• TASK DESCRIPTION: Search the entries for the word "xlabel" and pull out each line that has it.

━━━━━━━━━━━━━━━━━━━━━━━━━━━━━━

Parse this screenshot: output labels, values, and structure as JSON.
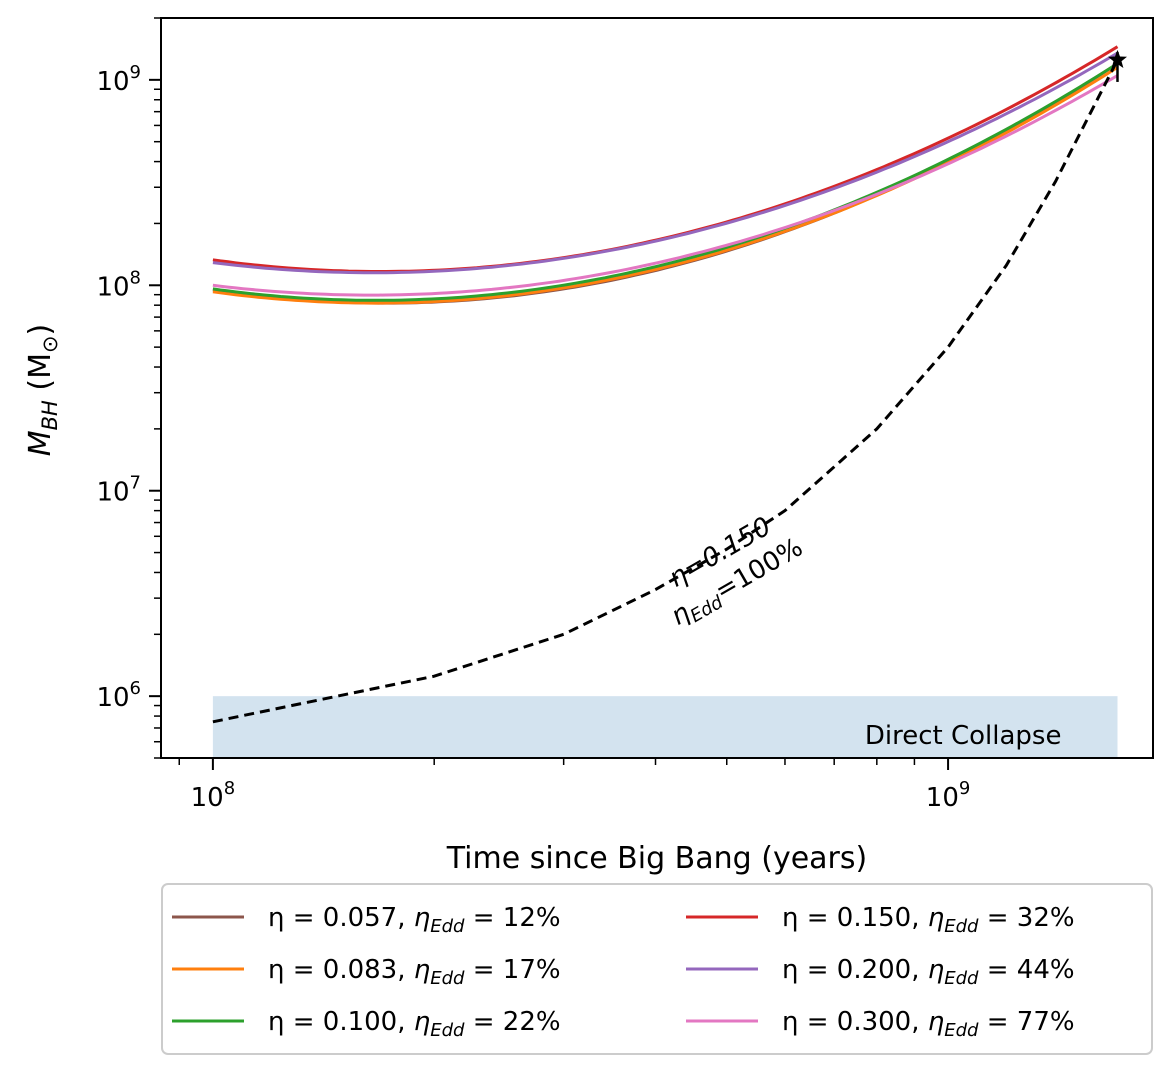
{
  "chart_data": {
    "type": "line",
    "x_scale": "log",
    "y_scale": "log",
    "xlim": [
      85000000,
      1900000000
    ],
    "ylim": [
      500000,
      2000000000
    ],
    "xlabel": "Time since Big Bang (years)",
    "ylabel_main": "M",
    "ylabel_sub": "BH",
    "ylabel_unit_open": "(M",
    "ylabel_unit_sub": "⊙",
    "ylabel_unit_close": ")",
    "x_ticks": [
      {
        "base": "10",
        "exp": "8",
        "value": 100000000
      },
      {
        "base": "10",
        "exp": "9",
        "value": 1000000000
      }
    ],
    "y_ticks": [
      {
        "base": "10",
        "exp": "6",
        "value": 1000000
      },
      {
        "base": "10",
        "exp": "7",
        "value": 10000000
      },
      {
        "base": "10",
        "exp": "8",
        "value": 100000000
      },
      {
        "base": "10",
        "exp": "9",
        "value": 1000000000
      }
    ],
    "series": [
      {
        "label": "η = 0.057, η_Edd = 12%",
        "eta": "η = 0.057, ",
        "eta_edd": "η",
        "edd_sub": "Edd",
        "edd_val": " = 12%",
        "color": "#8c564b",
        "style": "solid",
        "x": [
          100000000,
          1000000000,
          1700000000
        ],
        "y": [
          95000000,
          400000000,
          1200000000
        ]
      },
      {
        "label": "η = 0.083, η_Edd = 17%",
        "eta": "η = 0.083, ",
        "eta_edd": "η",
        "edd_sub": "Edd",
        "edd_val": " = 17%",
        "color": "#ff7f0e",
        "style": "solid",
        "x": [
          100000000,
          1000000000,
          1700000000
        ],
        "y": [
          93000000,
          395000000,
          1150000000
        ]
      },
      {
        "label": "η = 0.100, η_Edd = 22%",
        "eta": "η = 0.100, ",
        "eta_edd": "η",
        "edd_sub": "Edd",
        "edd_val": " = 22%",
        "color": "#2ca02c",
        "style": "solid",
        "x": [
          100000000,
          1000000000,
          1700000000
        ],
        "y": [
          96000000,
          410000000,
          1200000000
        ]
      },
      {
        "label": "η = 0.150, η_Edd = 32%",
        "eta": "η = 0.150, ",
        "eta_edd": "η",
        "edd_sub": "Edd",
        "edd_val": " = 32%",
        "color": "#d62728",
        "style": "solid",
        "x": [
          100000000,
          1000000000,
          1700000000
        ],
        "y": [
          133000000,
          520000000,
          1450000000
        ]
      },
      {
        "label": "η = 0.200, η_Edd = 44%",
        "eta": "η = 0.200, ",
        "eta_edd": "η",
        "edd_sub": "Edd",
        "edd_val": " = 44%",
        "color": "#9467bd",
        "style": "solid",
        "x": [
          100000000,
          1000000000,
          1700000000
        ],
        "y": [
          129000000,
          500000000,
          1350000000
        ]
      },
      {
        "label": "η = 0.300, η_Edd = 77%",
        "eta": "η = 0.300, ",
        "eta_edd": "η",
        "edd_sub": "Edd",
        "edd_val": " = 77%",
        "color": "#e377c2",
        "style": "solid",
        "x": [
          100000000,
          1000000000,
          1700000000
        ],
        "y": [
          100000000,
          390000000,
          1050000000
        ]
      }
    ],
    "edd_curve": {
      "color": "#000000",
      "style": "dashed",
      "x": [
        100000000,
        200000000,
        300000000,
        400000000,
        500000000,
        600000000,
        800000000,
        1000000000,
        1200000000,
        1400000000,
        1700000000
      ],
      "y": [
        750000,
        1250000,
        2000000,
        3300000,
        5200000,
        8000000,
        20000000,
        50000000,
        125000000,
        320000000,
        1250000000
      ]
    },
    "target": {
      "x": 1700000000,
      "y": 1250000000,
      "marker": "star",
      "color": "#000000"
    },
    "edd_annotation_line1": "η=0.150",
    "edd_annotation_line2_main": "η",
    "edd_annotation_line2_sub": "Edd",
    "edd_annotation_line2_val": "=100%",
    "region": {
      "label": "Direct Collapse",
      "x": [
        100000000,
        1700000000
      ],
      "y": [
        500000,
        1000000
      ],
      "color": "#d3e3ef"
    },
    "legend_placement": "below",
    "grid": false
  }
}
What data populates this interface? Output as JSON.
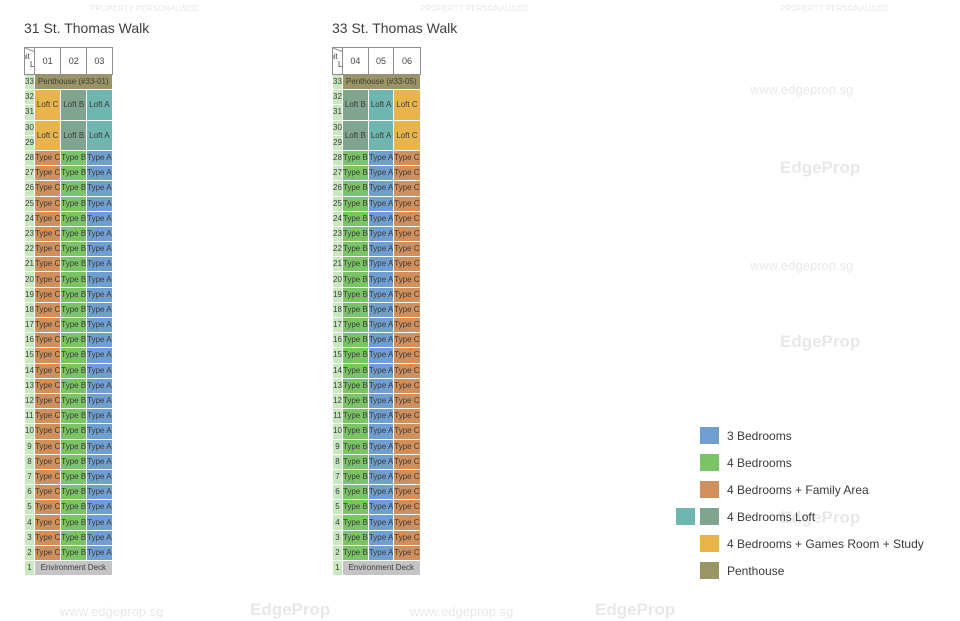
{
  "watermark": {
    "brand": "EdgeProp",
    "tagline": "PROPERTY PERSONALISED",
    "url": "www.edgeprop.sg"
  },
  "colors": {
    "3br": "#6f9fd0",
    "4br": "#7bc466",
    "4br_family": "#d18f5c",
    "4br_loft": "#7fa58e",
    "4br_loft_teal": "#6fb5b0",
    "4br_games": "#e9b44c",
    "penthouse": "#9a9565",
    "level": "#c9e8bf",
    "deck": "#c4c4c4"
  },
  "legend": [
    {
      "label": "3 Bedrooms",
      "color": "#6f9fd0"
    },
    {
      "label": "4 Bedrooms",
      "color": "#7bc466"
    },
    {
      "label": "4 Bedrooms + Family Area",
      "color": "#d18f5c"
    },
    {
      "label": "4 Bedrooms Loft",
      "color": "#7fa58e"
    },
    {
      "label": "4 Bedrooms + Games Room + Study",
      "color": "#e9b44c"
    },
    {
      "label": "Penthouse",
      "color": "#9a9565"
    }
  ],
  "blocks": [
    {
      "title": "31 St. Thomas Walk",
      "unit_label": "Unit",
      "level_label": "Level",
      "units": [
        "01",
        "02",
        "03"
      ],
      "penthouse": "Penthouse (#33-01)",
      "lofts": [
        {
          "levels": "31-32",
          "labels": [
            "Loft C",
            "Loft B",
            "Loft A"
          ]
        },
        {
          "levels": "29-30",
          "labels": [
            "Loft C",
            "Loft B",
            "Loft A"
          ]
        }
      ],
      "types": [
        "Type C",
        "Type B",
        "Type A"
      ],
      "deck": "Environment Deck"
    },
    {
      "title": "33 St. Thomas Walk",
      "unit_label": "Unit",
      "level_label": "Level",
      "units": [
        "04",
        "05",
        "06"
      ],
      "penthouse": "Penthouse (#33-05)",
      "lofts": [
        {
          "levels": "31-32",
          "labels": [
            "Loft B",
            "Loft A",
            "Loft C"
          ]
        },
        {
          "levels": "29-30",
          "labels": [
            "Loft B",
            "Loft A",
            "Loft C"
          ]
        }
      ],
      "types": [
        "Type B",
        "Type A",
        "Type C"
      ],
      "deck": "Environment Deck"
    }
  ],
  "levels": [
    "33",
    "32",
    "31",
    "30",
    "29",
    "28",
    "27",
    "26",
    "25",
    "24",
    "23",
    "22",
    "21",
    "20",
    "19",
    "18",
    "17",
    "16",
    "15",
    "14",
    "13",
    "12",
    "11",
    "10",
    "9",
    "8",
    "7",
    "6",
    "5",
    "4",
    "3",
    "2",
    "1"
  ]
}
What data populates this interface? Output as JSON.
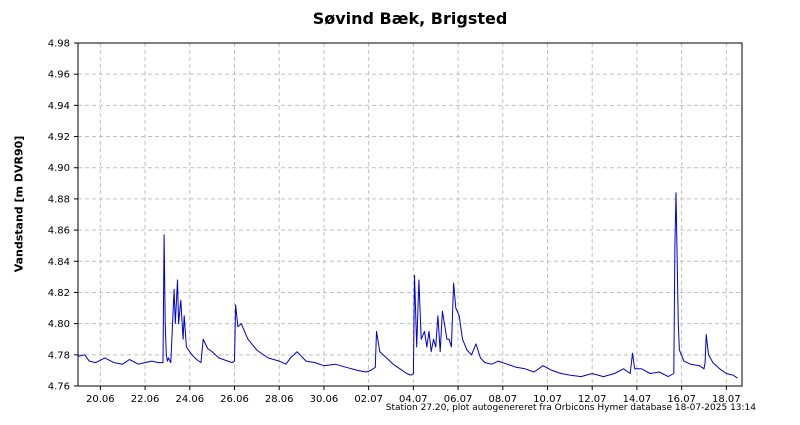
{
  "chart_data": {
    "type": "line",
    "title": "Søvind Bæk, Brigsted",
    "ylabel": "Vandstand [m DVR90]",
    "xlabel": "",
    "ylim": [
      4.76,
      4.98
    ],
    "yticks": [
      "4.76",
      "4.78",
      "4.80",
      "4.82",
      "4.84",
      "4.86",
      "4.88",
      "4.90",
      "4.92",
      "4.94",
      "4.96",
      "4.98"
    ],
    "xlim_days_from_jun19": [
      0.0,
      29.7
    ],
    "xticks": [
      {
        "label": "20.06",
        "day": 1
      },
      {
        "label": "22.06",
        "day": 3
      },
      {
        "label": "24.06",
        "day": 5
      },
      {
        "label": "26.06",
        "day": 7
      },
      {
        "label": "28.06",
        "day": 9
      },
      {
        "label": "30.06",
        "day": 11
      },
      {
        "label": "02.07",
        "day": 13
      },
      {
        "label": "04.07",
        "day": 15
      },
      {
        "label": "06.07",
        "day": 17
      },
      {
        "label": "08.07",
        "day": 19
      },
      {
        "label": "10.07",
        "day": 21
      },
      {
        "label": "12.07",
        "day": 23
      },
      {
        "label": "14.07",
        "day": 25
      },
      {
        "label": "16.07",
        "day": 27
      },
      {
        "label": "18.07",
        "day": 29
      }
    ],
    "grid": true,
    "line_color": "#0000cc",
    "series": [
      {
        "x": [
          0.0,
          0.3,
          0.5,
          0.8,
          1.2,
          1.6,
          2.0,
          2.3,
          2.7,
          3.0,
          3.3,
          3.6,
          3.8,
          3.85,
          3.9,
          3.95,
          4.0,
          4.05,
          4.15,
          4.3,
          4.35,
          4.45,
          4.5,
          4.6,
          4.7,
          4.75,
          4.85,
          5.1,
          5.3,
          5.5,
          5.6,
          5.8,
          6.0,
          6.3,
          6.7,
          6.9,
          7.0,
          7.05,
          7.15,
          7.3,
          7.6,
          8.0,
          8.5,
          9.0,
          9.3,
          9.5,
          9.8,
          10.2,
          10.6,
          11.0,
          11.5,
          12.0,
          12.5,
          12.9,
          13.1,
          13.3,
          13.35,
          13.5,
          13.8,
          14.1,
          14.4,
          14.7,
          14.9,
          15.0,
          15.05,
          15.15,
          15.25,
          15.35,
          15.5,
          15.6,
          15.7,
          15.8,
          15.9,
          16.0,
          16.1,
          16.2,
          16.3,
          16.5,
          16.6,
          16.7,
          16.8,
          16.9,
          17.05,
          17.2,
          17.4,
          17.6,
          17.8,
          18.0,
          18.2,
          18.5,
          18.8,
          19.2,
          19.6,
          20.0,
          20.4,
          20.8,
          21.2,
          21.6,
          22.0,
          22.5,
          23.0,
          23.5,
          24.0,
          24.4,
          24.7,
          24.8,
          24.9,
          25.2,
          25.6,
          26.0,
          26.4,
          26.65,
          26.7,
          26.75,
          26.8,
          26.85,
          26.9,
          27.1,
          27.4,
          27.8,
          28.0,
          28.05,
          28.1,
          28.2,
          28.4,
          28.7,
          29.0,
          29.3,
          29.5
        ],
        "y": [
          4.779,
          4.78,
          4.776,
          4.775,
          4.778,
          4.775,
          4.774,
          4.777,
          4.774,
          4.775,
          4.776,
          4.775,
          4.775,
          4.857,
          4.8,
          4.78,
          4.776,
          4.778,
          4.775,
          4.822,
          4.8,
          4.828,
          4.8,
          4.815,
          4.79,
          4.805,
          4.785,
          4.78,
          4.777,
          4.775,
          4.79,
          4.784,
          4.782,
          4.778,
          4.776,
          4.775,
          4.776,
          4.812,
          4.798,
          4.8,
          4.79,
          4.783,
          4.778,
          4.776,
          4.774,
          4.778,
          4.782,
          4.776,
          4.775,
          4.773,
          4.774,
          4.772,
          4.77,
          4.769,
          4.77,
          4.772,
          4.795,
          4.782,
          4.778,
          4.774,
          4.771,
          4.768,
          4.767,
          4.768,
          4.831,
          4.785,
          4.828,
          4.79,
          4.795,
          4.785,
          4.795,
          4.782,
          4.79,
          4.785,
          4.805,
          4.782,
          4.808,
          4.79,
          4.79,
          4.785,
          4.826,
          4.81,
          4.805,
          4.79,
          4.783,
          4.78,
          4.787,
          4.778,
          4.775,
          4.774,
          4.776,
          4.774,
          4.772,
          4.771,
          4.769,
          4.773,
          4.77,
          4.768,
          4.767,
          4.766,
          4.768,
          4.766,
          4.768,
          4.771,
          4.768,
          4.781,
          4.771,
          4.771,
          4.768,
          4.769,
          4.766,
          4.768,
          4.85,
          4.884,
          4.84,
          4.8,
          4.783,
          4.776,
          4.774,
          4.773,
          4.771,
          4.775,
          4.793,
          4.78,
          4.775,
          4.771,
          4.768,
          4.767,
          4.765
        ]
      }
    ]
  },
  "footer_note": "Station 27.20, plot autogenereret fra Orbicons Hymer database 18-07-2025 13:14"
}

━━━━━━━━━━━━━━━━━━━━━━━━━━━━━━

• REPLY TO THE TASK:
    "xlabel": "Time since Big Bang (years)",
    "xlabel": "",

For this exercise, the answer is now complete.